--- start TASK INPUT ---

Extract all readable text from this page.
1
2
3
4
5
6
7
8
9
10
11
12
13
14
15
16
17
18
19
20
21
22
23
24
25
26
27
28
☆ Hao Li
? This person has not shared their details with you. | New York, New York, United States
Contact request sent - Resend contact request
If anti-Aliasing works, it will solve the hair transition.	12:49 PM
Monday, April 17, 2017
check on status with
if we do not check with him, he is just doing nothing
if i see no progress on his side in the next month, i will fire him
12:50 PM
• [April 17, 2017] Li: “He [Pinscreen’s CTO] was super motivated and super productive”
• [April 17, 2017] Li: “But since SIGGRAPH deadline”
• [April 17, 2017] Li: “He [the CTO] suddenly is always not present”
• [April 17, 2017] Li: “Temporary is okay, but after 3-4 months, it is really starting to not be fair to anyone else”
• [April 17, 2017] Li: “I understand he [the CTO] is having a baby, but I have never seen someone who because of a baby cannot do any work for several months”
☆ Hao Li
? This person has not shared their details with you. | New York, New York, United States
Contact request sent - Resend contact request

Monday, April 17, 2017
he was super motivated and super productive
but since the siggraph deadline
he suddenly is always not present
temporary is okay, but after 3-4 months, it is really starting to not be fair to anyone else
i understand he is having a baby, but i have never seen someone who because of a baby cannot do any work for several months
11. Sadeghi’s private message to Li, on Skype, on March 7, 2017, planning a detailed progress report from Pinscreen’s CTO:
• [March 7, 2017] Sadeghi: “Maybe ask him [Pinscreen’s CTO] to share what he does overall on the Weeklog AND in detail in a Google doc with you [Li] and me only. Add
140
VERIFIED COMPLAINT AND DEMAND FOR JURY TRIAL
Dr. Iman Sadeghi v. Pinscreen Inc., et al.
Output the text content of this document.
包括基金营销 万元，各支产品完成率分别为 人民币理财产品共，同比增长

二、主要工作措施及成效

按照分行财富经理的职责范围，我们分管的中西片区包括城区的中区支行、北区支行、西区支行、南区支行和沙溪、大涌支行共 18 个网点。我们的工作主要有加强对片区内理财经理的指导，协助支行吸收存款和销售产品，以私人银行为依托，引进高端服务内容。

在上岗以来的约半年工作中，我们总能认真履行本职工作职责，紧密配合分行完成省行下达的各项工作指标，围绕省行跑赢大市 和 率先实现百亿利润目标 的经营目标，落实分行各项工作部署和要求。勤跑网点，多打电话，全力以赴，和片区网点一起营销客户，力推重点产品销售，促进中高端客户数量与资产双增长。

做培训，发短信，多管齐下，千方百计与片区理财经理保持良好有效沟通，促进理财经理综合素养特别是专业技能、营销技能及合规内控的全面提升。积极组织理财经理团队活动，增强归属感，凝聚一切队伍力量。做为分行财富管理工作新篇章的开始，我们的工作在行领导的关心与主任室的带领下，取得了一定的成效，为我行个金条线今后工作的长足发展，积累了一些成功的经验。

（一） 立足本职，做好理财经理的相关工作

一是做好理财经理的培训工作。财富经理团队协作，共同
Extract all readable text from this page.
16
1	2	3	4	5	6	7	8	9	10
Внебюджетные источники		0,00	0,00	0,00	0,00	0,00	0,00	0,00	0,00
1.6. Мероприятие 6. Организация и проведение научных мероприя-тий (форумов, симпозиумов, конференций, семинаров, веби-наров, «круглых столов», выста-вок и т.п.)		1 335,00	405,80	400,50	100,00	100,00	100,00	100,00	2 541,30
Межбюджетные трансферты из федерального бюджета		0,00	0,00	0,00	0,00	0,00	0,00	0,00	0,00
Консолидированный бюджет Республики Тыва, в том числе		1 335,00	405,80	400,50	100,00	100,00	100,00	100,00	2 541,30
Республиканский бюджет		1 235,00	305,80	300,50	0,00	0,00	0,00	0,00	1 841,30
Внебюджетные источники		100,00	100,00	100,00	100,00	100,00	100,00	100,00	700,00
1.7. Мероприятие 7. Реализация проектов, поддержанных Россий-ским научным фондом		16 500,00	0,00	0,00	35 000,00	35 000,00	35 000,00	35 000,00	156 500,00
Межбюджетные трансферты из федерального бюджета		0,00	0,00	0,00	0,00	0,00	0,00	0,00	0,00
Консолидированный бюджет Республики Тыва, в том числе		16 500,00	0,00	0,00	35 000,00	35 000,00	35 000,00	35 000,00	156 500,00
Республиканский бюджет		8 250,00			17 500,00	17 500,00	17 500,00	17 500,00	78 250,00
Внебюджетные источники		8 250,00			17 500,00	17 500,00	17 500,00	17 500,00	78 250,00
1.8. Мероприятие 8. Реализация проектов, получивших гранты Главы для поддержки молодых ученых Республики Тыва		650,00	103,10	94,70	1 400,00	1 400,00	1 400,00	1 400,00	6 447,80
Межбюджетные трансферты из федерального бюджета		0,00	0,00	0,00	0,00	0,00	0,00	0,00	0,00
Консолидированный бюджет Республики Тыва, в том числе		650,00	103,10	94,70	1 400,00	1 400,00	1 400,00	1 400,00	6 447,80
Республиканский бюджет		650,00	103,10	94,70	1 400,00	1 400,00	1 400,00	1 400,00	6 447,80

--- end TASK INPUT ---

» WHAT IS BEING ASKED
All the entries above need to be reproduced exactly.

» COMPLETE OUTPUT
Extract all readable text from this page.
1
2
3
4
5
6
7
8
9
10
11
12
13
14
15
16
17
18
19
20
21
22
23
24
25
26
27
28
☆ Hao Li
? This person has not shared their details with you. | New York, New York, United States
Contact request sent - Resend contact request
If anti-Aliasing works, it will solve the hair transition.	12:49 PM
Monday, April 17, 2017
check on status with
if we do not check with him, he is just doing nothing
if i see no progress on his side in the next month, i will fire him
12:50 PM
• [April 17, 2017] Li: “He [Pinscreen’s CTO] was super motivated and super productive”
• [April 17, 2017] Li: “But since SIGGRAPH deadline”
• [April 17, 2017] Li: “He [the CTO] suddenly is always not present”
• [April 17, 2017] Li: “Temporary is okay, but after 3-4 months, it is really starting to not be fair to anyone else”
• [April 17, 2017] Li: “I understand he [the CTO] is having a baby, but I have never seen someone who because of a baby cannot do any work for several months”
☆ Hao Li
? This person has not shared their details with you. | New York, New York, United States
Contact request sent - Resend contact request

Monday, April 17, 2017
he was super motivated and super productive
but since the siggraph deadline
he suddenly is always not present
temporary is okay, but after 3-4 months, it is really starting to not be fair to anyone else
i understand he is having a baby, but i have never seen someone who because of a baby cannot do any work for several months
11. Sadeghi’s private message to Li, on Skype, on March 7, 2017, planning a detailed progress report from Pinscreen’s CTO:
• [March 7, 2017] Sadeghi: “Maybe ask him [Pinscreen’s CTO] to share what he does overall on the Weeklog AND in detail in a Google doc with you [Li] and me only. Add
140
VERIFIED COMPLAINT AND DEMAND FOR JURY TRIAL
Dr. Iman Sadeghi v. Pinscreen Inc., et al.
Output the text content of this document.
包括基金营销 万元，各支产品完成率分别为 人民币理财产品共，同比增长

二、主要工作措施及成效

按照分行财富经理的职责范围，我们分管的中西片区包括城区的中区支行、北区支行、西区支行、南区支行和沙溪、大涌支行共 18 个网点。我们的工作主要有加强对片区内理财经理的指导，协助支行吸收存款和销售产品，以私人银行为依托，引进高端服务内容。

在上岗以来的约半年工作中，我们总能认真履行本职工作职责，紧密配合分行完成省行下达的各项工作指标，围绕省行跑赢大市 和 率先实现百亿利润目标 的经营目标，落实分行各项工作部署和要求。勤跑网点，多打电话，全力以赴，和片区网点一起营销客户，力推重点产品销售，促进中高端客户数量与资产双增长。

做培训，发短信，多管齐下，千方百计与片区理财经理保持良好有效沟通，促进理财经理综合素养特别是专业技能、营销技能及合规内控的全面提升。积极组织理财经理团队活动，增强归属感，凝聚一切队伍力量。做为分行财富管理工作新篇章的开始，我们的工作在行领导的关心与主任室的带领下，取得了一定的成效，为我行个金条线今后工作的长足发展，积累了一些成功的经验。

（一） 立足本职，做好理财经理的相关工作

一是做好理财经理的培训工作。财富经理团队协作，共同
Extract all readable text from this page.
16
1	2	3	4	5	6	7	8	9	10
Внебюджетные источники		0,00	0,00	0,00	0,00	0,00	0,00	0,00	0,00
1.6. Мероприятие 6. Организация и проведение научных мероприя-тий (форумов, симпозиумов, конференций, семинаров, веби-наров, «круглых столов», выста-вок и т.п.)		1 335,00	405,80	400,50	100,00	100,00	100,00	100,00	2 541,30
Межбюджетные трансферты из федерального бюджета		0,00	0,00	0,00	0,00	0,00	0,00	0,00	0,00
Консолидированный бюджет Республики Тыва, в том числе		1 335,00	405,80	400,50	100,00	100,00	100,00	100,00	2 541,30
Республиканский бюджет		1 235,00	305,80	300,50	0,00	0,00	0,00	0,00	1 841,30
Внебюджетные источники		100,00	100,00	100,00	100,00	100,00	100,00	100,00	700,00
1.7. Мероприятие 7. Реализация проектов, поддержанных Россий-ским научным фондом		16 500,00	0,00	0,00	35 000,00	35 000,00	35 000,00	35 000,00	156 500,00
Межбюджетные трансферты из федерального бюджета		0,00	0,00	0,00	0,00	0,00	0,00	0,00	0,00
Консолидированный бюджет Республики Тыва, в том числе		16 500,00	0,00	0,00	35 000,00	35 000,00	35 000,00	35 000,00	156 500,00
Республиканский бюджет		8 250,00			17 500,00	17 500,00	17 500,00	17 500,00	78 250,00
Внебюджетные источники		8 250,00			17 500,00	17 500,00	17 500,00	17 500,00	78 250,00
1.8. Мероприятие 8. Реализация проектов, получивших гранты Главы для поддержки молодых ученых Республики Тыва		650,00	103,10	94,70	1 400,00	1 400,00	1 400,00	1 400,00	6 447,80
Межбюджетные трансферты из федерального бюджета		0,00	0,00	0,00	0,00	0,00	0,00	0,00	0,00
Консолидированный бюджет Республики Тыва, в том числе		650,00	103,10	94,70	1 400,00	1 400,00	1 400,00	1 400,00	6 447,80
Республиканский бюджет		650,00	103,10	94,70	1 400,00	1 400,00	1 400,00	1 400,00	6 447,80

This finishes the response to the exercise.